→ GOAL OF THE EXERCISE
Report how many lines contain "title"; state the number and nothing else.

----

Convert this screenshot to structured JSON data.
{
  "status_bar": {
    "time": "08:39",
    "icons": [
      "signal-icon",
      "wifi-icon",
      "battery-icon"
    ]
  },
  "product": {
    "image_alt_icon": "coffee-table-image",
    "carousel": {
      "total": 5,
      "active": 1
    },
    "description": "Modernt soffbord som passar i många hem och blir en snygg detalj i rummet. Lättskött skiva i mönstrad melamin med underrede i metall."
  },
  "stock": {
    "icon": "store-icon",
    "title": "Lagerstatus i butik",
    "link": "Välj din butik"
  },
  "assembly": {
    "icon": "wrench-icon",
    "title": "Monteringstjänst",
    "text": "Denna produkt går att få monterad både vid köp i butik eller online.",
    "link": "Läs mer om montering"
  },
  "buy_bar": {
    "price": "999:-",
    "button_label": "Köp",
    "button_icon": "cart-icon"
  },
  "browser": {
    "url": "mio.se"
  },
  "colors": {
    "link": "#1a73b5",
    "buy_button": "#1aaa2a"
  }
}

----

→ PROBLEM SOLUTION
2